> [The request]: Nothing but the line with "Output a JSON" and the lines after it, through the end of the records below, is to be repeated, exactly as it is.
[start]
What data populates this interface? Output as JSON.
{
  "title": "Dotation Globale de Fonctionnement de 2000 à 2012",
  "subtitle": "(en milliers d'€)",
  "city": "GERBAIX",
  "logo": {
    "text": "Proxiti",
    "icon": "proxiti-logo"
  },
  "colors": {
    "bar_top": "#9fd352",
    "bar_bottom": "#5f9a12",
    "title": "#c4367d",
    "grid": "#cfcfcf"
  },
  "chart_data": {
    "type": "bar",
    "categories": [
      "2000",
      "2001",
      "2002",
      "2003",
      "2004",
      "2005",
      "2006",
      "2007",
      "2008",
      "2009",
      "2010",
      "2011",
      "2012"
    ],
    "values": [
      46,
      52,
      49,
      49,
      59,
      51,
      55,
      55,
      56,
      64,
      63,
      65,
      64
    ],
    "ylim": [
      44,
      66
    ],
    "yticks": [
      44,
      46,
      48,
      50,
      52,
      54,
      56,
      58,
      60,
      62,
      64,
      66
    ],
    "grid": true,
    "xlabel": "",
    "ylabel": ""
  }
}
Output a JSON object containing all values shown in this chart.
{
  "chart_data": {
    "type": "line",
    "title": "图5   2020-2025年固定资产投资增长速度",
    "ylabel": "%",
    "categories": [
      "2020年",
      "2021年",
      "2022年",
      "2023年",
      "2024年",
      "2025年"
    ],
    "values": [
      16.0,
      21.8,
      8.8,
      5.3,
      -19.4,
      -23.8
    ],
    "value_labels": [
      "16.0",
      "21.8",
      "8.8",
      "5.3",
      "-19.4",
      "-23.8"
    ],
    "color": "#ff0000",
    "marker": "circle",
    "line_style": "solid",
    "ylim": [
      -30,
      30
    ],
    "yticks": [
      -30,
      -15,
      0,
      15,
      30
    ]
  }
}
[end]
> [Response]:
Output a JSON object containing all values shown in this chart.
{
  "chart_data": {
    "type": "line",
    "title": "图5   2020-2025年固定资产投资增长速度",
    "ylabel": "%",
    "categories": [
      "2020年",
      "2021年",
      "2022年",
      "2023年",
      "2024年",
      "2025年"
    ],
    "values": [
      16.0,
      21.8,
      8.8,
      5.3,
      -19.4,
      -23.8
    ],
    "value_labels": [
      "16.0",
      "21.8",
      "8.8",
      "5.3",
      "-19.4",
      "-23.8"
    ],
    "color": "#ff0000",
    "marker": "circle",
    "line_style": "solid",
    "ylim": [
      -30,
      30
    ],
    "yticks": [
      -30,
      -15,
      0,
      15,
      30
    ]
  }
}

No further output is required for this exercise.